-- Task details --
Your task is to output the entries below word for word.

[Collected data entries]
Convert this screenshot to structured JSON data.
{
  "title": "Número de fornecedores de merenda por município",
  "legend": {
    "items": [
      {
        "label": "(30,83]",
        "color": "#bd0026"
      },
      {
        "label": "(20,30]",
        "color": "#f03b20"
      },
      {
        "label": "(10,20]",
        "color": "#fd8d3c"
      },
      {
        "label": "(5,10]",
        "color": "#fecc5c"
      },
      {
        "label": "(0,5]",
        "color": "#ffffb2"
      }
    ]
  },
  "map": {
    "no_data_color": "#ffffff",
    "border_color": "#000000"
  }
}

-- The reply --
Convert this screenshot to structured JSON data.
{
  "title": "Número de fornecedores de merenda por município",
  "legend": {
    "items": [
      {
        "label": "(30,83]",
        "color": "#bd0026"
      },
      {
        "label": "(20,30]",
        "color": "#f03b20"
      },
      {
        "label": "(10,20]",
        "color": "#fd8d3c"
      },
      {
        "label": "(5,10]",
        "color": "#fecc5c"
      },
      {
        "label": "(0,5]",
        "color": "#ffffb2"
      }
    ]
  },
  "map": {
    "no_data_color": "#ffffff",
    "border_color": "#000000"
  }
}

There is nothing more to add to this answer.